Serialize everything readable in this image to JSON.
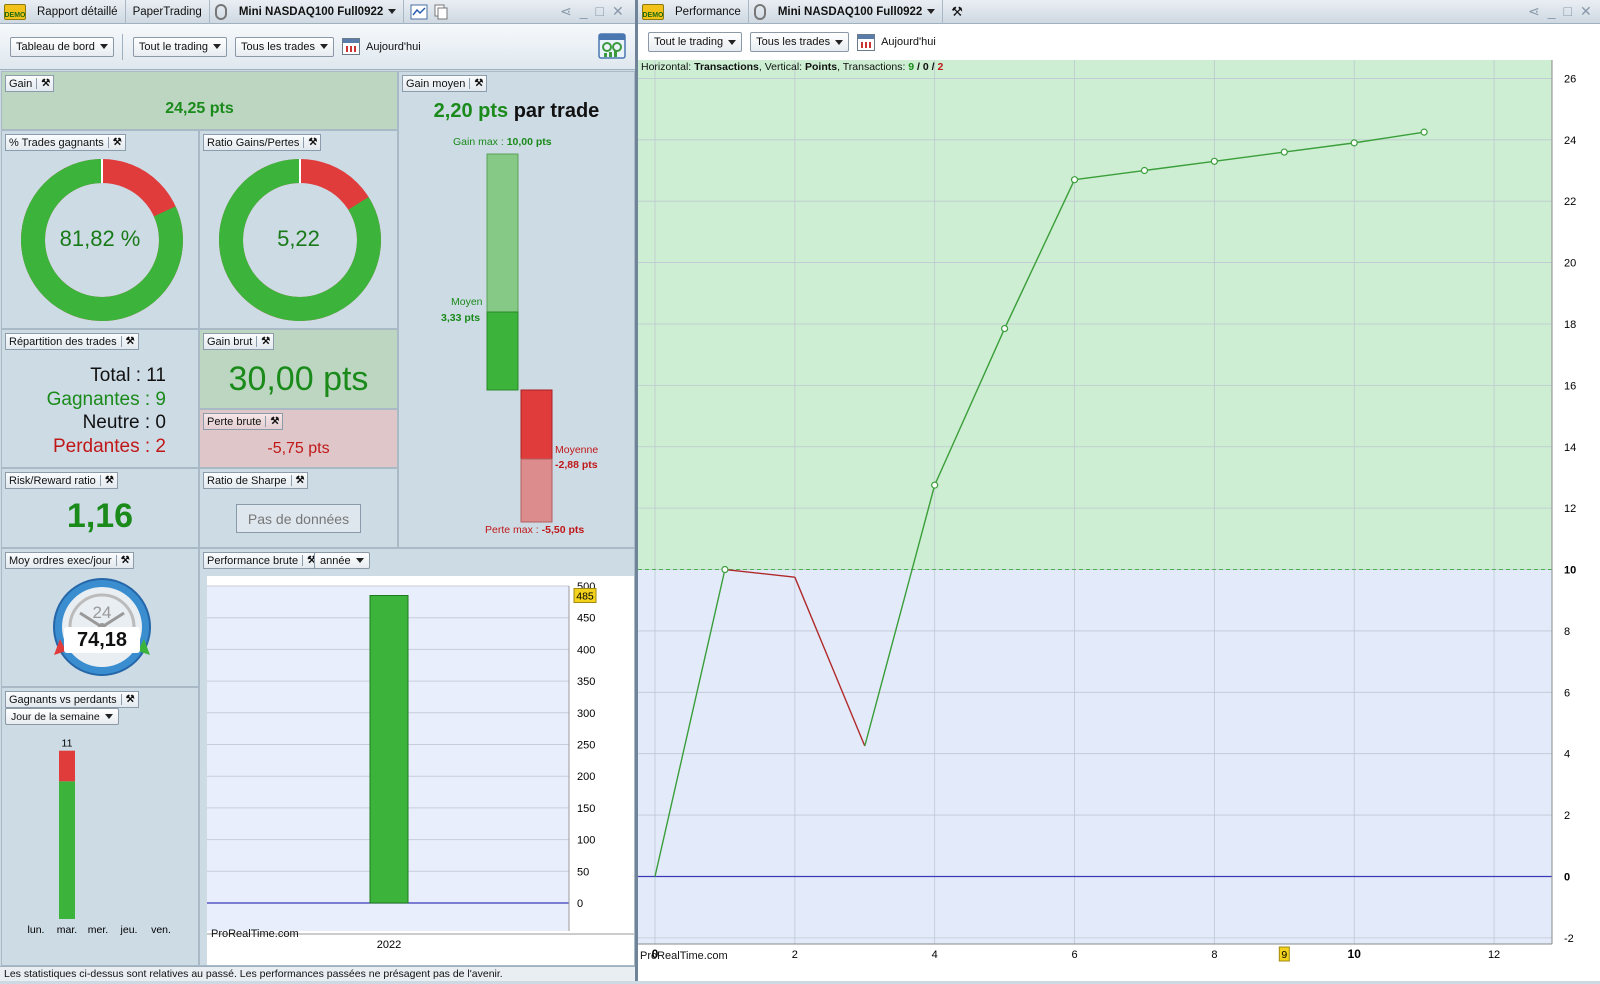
{
  "left_window": {
    "tabs": [
      "Rapport détaillé",
      "PaperTrading",
      "Mini NASDAQ100 Full0922"
    ],
    "toolbar": {
      "dashboard": "Tableau de bord",
      "all_trading": "Tout le trading",
      "all_trades": "Tous les trades",
      "today": "Aujourd'hui"
    }
  },
  "right_window": {
    "tabs": [
      "Performance",
      "Mini NASDAQ100 Full0922"
    ],
    "toolbar": {
      "all_trading": "Tout le trading",
      "all_trades": "Tous les trades",
      "today": "Aujourd'hui"
    }
  },
  "demo_badge": "DEMO",
  "gain": {
    "title": "Gain",
    "value": "24,25 pts"
  },
  "gain_moyen": {
    "title": "Gain moyen",
    "value": "2,20 pts",
    "suffix": "par trade",
    "gain_max_label": "Gain max :",
    "gain_max_value": "10,00 pts",
    "moyen_label": "Moyen",
    "moyen_value": "3,33 pts",
    "moyenne_label": "Moyenne",
    "moyenne_value": "-2,88 pts",
    "perte_max_label": "Perte max :",
    "perte_max_value": "-5,50 pts"
  },
  "pct_trades": {
    "title": "% Trades gagnants",
    "value": "81,82 %",
    "fraction": 0.8182
  },
  "ratio_gp": {
    "title": "Ratio Gains/Pertes",
    "value": "5,22",
    "fraction": 0.8392
  },
  "repartition": {
    "title": "Répartition des trades",
    "total": "Total : 11",
    "gagnantes": "Gagnantes : 9",
    "neutre": "Neutre : 0",
    "perdantes": "Perdantes : 2"
  },
  "gain_brut": {
    "title": "Gain brut",
    "value": "30,00 pts"
  },
  "perte_brute": {
    "title": "Perte brute",
    "value": "-5,75 pts"
  },
  "risk_reward": {
    "title": "Risk/Reward ratio",
    "value": "1,16"
  },
  "sharpe": {
    "title": "Ratio de Sharpe",
    "value": "Pas de données"
  },
  "moy_ordres": {
    "title": "Moy ordres exec/jour",
    "gauge_top": "24",
    "value": "74,18"
  },
  "perf_brute": {
    "title": "Performance brute",
    "period": "année",
    "watermark": "ProRealTime.com",
    "price_tag": "485"
  },
  "gvp": {
    "title": "Gagnants vs perdants",
    "mode": "Jour de la semaine",
    "count_label": "11",
    "days": [
      "lun.",
      "mar.",
      "mer.",
      "jeu.",
      "ven."
    ]
  },
  "perf_info": {
    "h_label": "Horizontal: ",
    "h_value": "Transactions",
    "v_label": ", Vertical: ",
    "v_value": "Points",
    "t_label": ", Transactions: ",
    "t_win": "9",
    "t_sep1": " / ",
    "t_neutral": "0",
    "t_sep2": " / ",
    "t_loss": "2",
    "watermark": "ProRealTime.com",
    "x_highlight": "9"
  },
  "footer": "Les statistiques ci-dessus sont relatives au passé. Les performances passées ne présagent pas de l'avenir.",
  "colors": {
    "win": "#3cb43c",
    "loss": "#e03c3c",
    "accent_green": "#1a8a1a",
    "accent_red": "#c01818"
  },
  "chart_data": [
    {
      "type": "bar",
      "categories": [
        "2022"
      ],
      "values": [
        485
      ],
      "yticks": [
        0,
        50,
        100,
        150,
        200,
        250,
        300,
        350,
        400,
        450,
        500
      ],
      "ylim": [
        0,
        500
      ]
    },
    {
      "type": "bar",
      "categories": [
        "lun.",
        "mar.",
        "mer.",
        "jeu.",
        "ven."
      ],
      "series": [
        {
          "name": "Gagnantes",
          "values": [
            0,
            9,
            0,
            0,
            0
          ]
        },
        {
          "name": "Perdantes",
          "values": [
            0,
            2,
            0,
            0,
            0
          ]
        }
      ],
      "total_label": "11"
    },
    {
      "type": "bar",
      "categories": [
        "Gain max",
        "Moyen",
        "Moyenne",
        "Perte max"
      ],
      "values": [
        10.0,
        3.33,
        -2.88,
        -5.5
      ]
    },
    {
      "type": "line",
      "x": [
        0,
        1,
        2,
        3,
        4,
        5,
        6,
        7,
        8,
        9,
        10,
        11
      ],
      "y": [
        0,
        10.0,
        9.75,
        4.25,
        12.75,
        17.85,
        22.7,
        23.0,
        23.3,
        23.6,
        23.9,
        24.25
      ],
      "segment_colors": [
        "win",
        "loss",
        "loss",
        "win",
        "win",
        "win",
        "win",
        "win",
        "win",
        "win",
        "win"
      ],
      "xlim": [
        0,
        12.8
      ],
      "ylim": [
        -2.2,
        26.6
      ],
      "xticks": [
        0,
        2,
        4,
        6,
        8,
        9,
        10,
        12
      ],
      "yticks": [
        -2,
        0,
        2,
        4,
        6,
        8,
        10,
        12,
        14,
        16,
        18,
        20,
        22,
        24,
        26
      ],
      "threshold": 10,
      "grid": true
    }
  ]
}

----

▸ Task objective
Search the listing above for the string "Gagnantes". Copy every line that contains it.

▸ Answer to this task
    "gagnantes": "Gagnantes : 9",
          "name": "Gagnantes",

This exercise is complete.